Records shown
START

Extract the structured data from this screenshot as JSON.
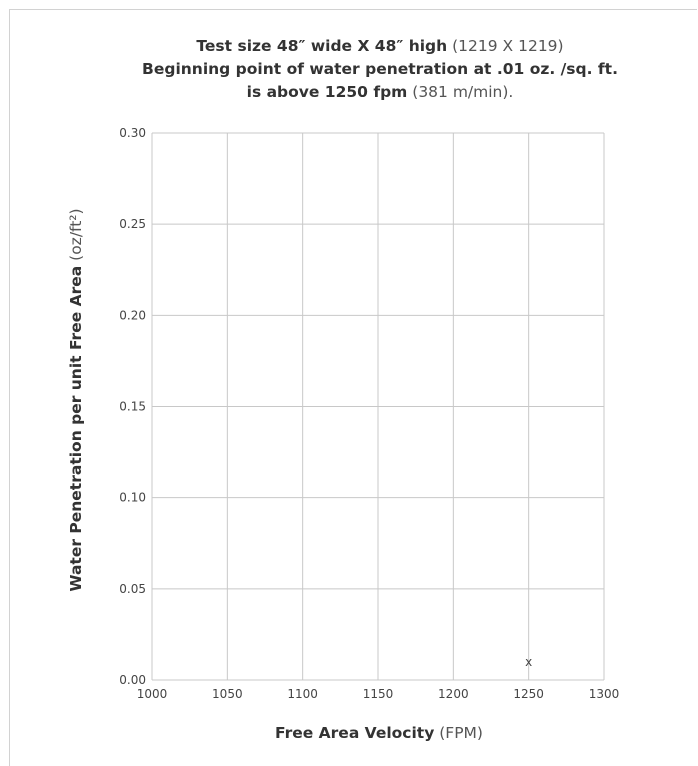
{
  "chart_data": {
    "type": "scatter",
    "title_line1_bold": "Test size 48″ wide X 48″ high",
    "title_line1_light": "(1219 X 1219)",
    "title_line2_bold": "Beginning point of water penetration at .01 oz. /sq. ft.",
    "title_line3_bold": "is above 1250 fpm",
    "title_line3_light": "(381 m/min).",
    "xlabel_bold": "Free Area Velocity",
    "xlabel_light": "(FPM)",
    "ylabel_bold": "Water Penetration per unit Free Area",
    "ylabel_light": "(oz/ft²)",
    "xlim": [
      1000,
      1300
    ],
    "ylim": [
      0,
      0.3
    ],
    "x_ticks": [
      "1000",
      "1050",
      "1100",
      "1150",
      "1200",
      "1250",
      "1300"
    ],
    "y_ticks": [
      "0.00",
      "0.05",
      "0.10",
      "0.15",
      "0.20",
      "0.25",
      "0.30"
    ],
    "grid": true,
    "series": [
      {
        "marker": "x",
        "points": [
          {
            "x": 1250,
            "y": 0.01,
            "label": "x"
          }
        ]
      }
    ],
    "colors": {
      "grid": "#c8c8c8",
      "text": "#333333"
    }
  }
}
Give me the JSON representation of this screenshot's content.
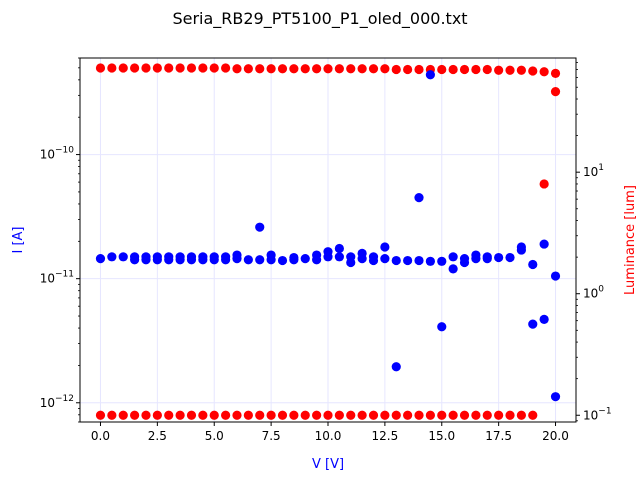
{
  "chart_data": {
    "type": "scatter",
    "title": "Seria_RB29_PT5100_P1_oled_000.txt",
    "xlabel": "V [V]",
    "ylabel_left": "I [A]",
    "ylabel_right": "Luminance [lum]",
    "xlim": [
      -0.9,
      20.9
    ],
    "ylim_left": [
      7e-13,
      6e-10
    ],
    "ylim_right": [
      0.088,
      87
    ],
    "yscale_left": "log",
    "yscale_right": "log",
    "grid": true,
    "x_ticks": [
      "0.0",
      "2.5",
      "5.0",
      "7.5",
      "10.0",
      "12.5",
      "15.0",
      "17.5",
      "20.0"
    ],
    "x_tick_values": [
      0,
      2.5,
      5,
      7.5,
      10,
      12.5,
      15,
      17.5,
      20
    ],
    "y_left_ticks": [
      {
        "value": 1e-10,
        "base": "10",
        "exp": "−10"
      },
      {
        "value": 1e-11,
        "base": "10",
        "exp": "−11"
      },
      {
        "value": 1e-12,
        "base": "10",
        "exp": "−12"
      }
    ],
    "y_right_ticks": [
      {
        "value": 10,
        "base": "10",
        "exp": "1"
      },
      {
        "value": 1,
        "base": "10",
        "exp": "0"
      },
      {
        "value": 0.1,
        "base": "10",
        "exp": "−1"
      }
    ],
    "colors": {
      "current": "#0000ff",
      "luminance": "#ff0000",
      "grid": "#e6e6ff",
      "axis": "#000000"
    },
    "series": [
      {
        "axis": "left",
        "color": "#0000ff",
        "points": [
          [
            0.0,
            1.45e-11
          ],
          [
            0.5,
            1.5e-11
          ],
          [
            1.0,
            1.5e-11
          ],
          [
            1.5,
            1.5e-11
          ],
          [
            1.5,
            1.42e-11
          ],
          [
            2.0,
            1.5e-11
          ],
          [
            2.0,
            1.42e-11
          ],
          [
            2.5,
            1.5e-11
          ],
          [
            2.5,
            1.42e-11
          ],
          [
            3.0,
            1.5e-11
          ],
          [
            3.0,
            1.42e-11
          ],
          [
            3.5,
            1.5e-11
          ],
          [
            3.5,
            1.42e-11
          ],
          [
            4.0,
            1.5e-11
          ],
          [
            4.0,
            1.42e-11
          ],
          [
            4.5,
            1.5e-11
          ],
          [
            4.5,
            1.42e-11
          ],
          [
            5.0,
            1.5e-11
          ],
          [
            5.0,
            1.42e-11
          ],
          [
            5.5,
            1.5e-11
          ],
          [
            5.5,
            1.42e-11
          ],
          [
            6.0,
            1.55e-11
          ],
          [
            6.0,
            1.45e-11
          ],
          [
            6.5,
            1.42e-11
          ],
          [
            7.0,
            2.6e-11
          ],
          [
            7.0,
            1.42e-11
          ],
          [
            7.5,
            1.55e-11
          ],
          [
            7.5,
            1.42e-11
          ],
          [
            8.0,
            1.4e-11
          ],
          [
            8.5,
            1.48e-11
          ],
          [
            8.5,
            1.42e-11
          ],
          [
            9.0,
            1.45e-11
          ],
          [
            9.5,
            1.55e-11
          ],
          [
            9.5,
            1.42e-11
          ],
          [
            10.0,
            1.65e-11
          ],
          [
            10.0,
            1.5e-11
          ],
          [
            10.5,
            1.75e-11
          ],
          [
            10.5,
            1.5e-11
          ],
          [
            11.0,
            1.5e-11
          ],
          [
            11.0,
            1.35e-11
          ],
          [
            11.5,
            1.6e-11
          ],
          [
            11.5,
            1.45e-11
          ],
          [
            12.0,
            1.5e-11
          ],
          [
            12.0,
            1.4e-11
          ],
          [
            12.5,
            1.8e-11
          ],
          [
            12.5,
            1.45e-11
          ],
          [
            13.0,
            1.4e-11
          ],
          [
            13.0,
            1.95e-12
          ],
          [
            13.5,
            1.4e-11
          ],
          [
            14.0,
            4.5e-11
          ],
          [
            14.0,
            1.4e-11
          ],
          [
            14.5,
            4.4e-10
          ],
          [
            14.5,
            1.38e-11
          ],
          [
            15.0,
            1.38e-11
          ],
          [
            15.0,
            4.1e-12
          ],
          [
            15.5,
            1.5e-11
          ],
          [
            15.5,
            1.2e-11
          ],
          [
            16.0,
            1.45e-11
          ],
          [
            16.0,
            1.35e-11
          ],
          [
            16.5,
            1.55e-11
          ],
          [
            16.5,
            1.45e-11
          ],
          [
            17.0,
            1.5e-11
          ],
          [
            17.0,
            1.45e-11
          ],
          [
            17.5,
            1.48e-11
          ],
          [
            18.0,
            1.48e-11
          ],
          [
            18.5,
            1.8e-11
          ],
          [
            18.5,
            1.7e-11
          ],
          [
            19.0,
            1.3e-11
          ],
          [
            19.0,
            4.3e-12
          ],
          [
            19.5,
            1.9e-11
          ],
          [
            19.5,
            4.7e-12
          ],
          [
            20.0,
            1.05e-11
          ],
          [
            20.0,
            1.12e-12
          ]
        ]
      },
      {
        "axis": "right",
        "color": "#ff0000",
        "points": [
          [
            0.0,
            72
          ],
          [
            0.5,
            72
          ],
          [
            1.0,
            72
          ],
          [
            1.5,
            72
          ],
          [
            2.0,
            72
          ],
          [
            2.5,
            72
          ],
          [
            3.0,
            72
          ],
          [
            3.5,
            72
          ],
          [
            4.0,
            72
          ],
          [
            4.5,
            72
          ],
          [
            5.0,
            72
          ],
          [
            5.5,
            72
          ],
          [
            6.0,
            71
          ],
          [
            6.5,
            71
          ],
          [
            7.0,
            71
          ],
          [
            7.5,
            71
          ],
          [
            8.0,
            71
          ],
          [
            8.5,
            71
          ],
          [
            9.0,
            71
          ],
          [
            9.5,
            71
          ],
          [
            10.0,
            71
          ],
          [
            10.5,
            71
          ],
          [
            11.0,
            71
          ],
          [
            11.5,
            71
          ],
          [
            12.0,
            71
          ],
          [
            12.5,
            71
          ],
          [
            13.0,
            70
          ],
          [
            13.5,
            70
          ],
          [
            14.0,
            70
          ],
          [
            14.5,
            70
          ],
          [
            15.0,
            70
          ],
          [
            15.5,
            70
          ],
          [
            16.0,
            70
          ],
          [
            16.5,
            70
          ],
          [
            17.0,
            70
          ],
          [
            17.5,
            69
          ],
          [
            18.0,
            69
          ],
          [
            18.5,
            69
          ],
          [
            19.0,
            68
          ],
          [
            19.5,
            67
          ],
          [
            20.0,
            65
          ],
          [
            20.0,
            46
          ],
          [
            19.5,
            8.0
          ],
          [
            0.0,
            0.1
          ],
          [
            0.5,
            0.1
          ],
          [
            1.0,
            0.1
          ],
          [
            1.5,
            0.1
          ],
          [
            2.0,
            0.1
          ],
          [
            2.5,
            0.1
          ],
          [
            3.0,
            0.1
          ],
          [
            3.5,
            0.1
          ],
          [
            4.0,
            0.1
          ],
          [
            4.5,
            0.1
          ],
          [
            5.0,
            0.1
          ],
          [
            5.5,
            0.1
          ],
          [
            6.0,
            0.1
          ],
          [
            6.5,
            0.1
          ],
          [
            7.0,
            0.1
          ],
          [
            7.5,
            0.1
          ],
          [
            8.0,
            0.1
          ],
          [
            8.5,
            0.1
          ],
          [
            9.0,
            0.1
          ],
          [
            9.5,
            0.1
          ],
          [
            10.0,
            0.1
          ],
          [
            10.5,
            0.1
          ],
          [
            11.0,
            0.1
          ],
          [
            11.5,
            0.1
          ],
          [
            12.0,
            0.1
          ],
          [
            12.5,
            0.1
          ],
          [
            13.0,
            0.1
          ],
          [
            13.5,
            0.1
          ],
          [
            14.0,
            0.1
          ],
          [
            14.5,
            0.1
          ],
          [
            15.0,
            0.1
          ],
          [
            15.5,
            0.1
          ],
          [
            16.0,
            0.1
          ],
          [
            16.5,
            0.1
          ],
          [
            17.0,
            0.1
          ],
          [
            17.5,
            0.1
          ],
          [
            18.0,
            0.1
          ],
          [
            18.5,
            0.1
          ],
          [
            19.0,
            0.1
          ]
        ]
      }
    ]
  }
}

END

Task description
Track down all lines above with the string "JSON" and copy them.

Output of the task
Extract the structured data from this screenshot as JSON.
Give me the JSON representation of this screenshot's content.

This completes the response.